• **What you have to do**
Please pull out every line that includes the string "barbs".

• **Provided data**
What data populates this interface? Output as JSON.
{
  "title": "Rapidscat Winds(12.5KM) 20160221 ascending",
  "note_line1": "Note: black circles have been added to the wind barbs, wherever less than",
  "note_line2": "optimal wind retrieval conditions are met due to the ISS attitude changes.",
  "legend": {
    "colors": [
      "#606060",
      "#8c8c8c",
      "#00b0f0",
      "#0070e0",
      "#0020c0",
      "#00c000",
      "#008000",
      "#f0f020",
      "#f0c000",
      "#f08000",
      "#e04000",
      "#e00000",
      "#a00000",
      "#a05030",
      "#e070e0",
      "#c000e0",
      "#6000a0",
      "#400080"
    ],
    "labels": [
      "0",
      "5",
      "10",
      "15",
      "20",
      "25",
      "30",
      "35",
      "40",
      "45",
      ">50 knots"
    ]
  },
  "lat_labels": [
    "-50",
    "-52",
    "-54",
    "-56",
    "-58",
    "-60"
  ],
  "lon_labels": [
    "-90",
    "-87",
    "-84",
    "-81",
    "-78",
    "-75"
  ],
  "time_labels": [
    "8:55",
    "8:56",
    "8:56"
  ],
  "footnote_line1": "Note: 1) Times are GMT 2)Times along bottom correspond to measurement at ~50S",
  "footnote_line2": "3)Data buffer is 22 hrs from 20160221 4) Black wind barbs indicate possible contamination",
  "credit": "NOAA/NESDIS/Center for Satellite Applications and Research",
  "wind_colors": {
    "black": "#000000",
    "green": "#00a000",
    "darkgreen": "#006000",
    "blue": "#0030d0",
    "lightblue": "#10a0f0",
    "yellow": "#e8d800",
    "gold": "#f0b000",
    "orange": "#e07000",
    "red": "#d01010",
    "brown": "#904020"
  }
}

• **Exercise output**
  "note_line1": "Note: black circles have been added to the wind barbs, wherever less than",
  "footnote_line2": "3)Data buffer is 22 hrs from 20160221 4) Black wind barbs indicate possible contamination",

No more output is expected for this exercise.